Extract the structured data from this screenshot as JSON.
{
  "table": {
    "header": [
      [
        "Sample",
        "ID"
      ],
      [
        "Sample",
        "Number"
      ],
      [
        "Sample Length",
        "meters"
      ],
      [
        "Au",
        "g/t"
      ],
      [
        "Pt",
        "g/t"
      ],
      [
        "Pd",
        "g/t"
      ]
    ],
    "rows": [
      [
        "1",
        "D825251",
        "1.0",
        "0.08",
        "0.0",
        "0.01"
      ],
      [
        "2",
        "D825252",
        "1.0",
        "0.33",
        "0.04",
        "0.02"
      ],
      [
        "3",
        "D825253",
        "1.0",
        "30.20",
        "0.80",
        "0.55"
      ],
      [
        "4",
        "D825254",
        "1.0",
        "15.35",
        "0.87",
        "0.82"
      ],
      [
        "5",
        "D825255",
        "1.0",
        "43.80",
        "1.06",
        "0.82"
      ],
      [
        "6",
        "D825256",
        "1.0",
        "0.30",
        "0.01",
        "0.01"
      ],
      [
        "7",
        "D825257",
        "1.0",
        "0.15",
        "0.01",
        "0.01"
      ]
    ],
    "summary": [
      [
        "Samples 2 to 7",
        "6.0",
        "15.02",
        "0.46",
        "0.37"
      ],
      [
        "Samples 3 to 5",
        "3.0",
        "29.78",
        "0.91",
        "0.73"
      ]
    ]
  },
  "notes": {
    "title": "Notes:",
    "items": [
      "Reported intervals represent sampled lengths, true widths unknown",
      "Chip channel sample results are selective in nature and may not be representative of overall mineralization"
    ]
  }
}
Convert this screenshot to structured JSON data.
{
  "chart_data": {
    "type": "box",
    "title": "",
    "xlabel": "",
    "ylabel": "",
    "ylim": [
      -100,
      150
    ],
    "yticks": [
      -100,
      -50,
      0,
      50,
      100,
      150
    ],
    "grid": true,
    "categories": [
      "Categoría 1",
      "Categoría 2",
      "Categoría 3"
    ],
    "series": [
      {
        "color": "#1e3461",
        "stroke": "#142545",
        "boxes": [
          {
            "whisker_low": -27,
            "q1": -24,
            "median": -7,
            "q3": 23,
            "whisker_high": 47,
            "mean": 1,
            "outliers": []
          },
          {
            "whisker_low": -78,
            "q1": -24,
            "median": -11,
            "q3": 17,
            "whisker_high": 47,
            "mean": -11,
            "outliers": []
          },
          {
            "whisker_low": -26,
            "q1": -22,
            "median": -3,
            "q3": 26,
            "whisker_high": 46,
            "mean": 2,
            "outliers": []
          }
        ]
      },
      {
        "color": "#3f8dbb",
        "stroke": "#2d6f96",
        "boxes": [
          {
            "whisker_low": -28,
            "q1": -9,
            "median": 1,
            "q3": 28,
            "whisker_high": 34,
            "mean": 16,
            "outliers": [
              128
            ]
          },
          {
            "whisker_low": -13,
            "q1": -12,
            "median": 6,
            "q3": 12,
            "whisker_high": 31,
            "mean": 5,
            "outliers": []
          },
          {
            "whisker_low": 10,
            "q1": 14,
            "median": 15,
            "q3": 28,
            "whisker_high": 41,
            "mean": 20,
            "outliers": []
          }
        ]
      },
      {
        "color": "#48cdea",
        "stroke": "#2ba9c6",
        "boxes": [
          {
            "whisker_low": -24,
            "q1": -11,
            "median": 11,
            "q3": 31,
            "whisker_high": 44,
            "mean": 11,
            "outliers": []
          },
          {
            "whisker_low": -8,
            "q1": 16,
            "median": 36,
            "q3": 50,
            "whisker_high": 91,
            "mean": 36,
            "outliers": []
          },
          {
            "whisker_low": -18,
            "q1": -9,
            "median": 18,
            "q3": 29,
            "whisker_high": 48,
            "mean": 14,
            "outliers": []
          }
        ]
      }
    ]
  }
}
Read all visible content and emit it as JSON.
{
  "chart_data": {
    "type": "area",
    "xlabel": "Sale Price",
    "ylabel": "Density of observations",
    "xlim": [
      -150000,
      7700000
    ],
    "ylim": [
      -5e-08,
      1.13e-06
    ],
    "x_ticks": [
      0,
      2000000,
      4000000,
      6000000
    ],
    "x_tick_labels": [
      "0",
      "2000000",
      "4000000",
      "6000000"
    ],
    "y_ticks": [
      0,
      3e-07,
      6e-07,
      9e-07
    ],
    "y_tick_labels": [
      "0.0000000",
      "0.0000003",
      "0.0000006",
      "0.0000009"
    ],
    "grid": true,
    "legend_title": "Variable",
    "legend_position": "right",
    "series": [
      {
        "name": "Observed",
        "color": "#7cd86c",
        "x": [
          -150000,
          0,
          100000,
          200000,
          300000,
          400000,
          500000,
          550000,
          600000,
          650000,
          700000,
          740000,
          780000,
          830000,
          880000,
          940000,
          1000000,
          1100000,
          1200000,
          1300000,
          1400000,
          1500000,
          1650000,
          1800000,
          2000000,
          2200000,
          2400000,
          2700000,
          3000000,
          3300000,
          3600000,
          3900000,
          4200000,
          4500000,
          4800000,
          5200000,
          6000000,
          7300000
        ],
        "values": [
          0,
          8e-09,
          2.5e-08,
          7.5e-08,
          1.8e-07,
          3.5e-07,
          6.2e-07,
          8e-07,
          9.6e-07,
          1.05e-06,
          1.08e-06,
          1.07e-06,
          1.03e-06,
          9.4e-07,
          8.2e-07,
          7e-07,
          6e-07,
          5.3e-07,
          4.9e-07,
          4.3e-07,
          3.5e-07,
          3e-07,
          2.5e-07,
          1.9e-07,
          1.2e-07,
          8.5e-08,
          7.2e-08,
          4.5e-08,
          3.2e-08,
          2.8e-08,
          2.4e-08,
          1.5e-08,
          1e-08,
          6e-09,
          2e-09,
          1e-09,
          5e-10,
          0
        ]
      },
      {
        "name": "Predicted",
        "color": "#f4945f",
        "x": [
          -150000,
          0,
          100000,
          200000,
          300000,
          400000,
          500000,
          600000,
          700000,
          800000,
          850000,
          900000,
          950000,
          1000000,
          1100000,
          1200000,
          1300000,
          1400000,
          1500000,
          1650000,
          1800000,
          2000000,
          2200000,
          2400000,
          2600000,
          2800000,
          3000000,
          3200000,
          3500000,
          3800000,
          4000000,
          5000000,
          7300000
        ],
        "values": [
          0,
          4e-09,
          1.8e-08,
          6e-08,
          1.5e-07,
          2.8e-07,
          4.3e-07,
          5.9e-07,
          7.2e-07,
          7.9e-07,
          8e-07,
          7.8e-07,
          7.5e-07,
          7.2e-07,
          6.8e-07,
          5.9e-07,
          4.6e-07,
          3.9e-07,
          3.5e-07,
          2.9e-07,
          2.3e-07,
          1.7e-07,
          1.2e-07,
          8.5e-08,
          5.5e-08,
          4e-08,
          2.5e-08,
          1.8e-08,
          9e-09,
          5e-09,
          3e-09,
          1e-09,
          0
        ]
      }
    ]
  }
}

^^^^^^^^

* [Task statement]: Give the material above again, word for word.

* [Task answer]:
Extract the structured data from this screenshot as JSON.
{
  "table": {
    "header": [
      [
        "Sample",
        "ID"
      ],
      [
        "Sample",
        "Number"
      ],
      [
        "Sample Length",
        "meters"
      ],
      [
        "Au",
        "g/t"
      ],
      [
        "Pt",
        "g/t"
      ],
      [
        "Pd",
        "g/t"
      ]
    ],
    "rows": [
      [
        "1",
        "D825251",
        "1.0",
        "0.08",
        "0.0",
        "0.01"
      ],
      [
        "2",
        "D825252",
        "1.0",
        "0.33",
        "0.04",
        "0.02"
      ],
      [
        "3",
        "D825253",
        "1.0",
        "30.20",
        "0.80",
        "0.55"
      ],
      [
        "4",
        "D825254",
        "1.0",
        "15.35",
        "0.87",
        "0.82"
      ],
      [
        "5",
        "D825255",
        "1.0",
        "43.80",
        "1.06",
        "0.82"
      ],
      [
        "6",
        "D825256",
        "1.0",
        "0.30",
        "0.01",
        "0.01"
      ],
      [
        "7",
        "D825257",
        "1.0",
        "0.15",
        "0.01",
        "0.01"
      ]
    ],
    "summary": [
      [
        "Samples 2 to 7",
        "6.0",
        "15.02",
        "0.46",
        "0.37"
      ],
      [
        "Samples 3 to 5",
        "3.0",
        "29.78",
        "0.91",
        "0.73"
      ]
    ]
  },
  "notes": {
    "title": "Notes:",
    "items": [
      "Reported intervals represent sampled lengths, true widths unknown",
      "Chip channel sample results are selective in nature and may not be representative of overall mineralization"
    ]
  }
}
Convert this screenshot to structured JSON data.
{
  "chart_data": {
    "type": "box",
    "title": "",
    "xlabel": "",
    "ylabel": "",
    "ylim": [
      -100,
      150
    ],
    "yticks": [
      -100,
      -50,
      0,
      50,
      100,
      150
    ],
    "grid": true,
    "categories": [
      "Categoría 1",
      "Categoría 2",
      "Categoría 3"
    ],
    "series": [
      {
        "color": "#1e3461",
        "stroke": "#142545",
        "boxes": [
          {
            "whisker_low": -27,
            "q1": -24,
            "median": -7,
            "q3": 23,
            "whisker_high": 47,
            "mean": 1,
            "outliers": []
          },
          {
            "whisker_low": -78,
            "q1": -24,
            "median": -11,
            "q3": 17,
            "whisker_high": 47,
            "mean": -11,
            "outliers": []
          },
          {
            "whisker_low": -26,
            "q1": -22,
            "median": -3,
            "q3": 26,
            "whisker_high": 46,
            "mean": 2,
            "outliers": []
          }
        ]
      },
      {
        "color": "#3f8dbb",
        "stroke": "#2d6f96",
        "boxes": [
          {
            "whisker_low": -28,
            "q1": -9,
            "median": 1,
            "q3": 28,
            "whisker_high": 34,
            "mean": 16,
            "outliers": [
              128
            ]
          },
          {
            "whisker_low": -13,
            "q1": -12,
            "median": 6,
            "q3": 12,
            "whisker_high": 31,
            "mean": 5,
            "outliers": []
          },
          {
            "whisker_low": 10,
            "q1": 14,
            "median": 15,
            "q3": 28,
            "whisker_high": 41,
            "mean": 20,
            "outliers": []
          }
        ]
      },
      {
        "color": "#48cdea",
        "stroke": "#2ba9c6",
        "boxes": [
          {
            "whisker_low": -24,
            "q1": -11,
            "median": 11,
            "q3": 31,
            "whisker_high": 44,
            "mean": 11,
            "outliers": []
          },
          {
            "whisker_low": -8,
            "q1": 16,
            "median": 36,
            "q3": 50,
            "whisker_high": 91,
            "mean": 36,
            "outliers": []
          },
          {
            "whisker_low": -18,
            "q1": -9,
            "median": 18,
            "q3": 29,
            "whisker_high": 48,
            "mean": 14,
            "outliers": []
          }
        ]
      }
    ]
  }
}
Read all visible content and emit it as JSON.
{
  "chart_data": {
    "type": "area",
    "xlabel": "Sale Price",
    "ylabel": "Density of observations",
    "xlim": [
      -150000,
      7700000
    ],
    "ylim": [
      -5e-08,
      1.13e-06
    ],
    "x_ticks": [
      0,
      2000000,
      4000000,
      6000000
    ],
    "x_tick_labels": [
      "0",
      "2000000",
      "4000000",
      "6000000"
    ],
    "y_ticks": [
      0,
      3e-07,
      6e-07,
      9e-07
    ],
    "y_tick_labels": [
      "0.0000000",
      "0.0000003",
      "0.0000006",
      "0.0000009"
    ],
    "grid": true,
    "legend_title": "Variable",
    "legend_position": "right",
    "series": [
      {
        "name": "Observed",
        "color": "#7cd86c",
        "x": [
          -150000,
          0,
          100000,
          200000,
          300000,
          400000,
          500000,
          550000,
          600000,
          650000,
          700000,
          740000,
          780000,
          830000,
          880000,
          940000,
          1000000,
          1100000,
          1200000,
          1300000,
          1400000,
          1500000,
          1650000,
          1800000,
          2000000,
          2200000,
          2400000,
          2700000,
          3000000,
          3300000,
          3600000,
          3900000,
          4200000,
          4500000,
          4800000,
          5200000,
          6000000,
          7300000
        ],
        "values": [
          0,
          8e-09,
          2.5e-08,
          7.5e-08,
          1.8e-07,
          3.5e-07,
          6.2e-07,
          8e-07,
          9.6e-07,
          1.05e-06,
          1.08e-06,
          1.07e-06,
          1.03e-06,
          9.4e-07,
          8.2e-07,
          7e-07,
          6e-07,
          5.3e-07,
          4.9e-07,
          4.3e-07,
          3.5e-07,
          3e-07,
          2.5e-07,
          1.9e-07,
          1.2e-07,
          8.5e-08,
          7.2e-08,
          4.5e-08,
          3.2e-08,
          2.8e-08,
          2.4e-08,
          1.5e-08,
          1e-08,
          6e-09,
          2e-09,
          1e-09,
          5e-10,
          0
        ]
      },
      {
        "name": "Predicted",
        "color": "#f4945f",
        "x": [
          -150000,
          0,
          100000,
          200000,
          300000,
          400000,
          500000,
          600000,
          700000,
          800000,
          850000,
          900000,
          950000,
          1000000,
          1100000,
          1200000,
          1300000,
          1400000,
          1500000,
          1650000,
          1800000,
          2000000,
          2200000,
          2400000,
          2600000,
          2800000,
          3000000,
          3200000,
          3500000,
          3800000,
          4000000,
          5000000,
          7300000
        ],
        "values": [
          0,
          4e-09,
          1.8e-08,
          6e-08,
          1.5e-07,
          2.8e-07,
          4.3e-07,
          5.9e-07,
          7.2e-07,
          7.9e-07,
          8e-07,
          7.8e-07,
          7.5e-07,
          7.2e-07,
          6.8e-07,
          5.9e-07,
          4.6e-07,
          3.9e-07,
          3.5e-07,
          2.9e-07,
          2.3e-07,
          1.7e-07,
          1.2e-07,
          8.5e-08,
          5.5e-08,
          4e-08,
          2.5e-08,
          1.8e-08,
          9e-09,
          5e-09,
          3e-09,
          1e-09,
          0
        ]
      }
    ]
  }
}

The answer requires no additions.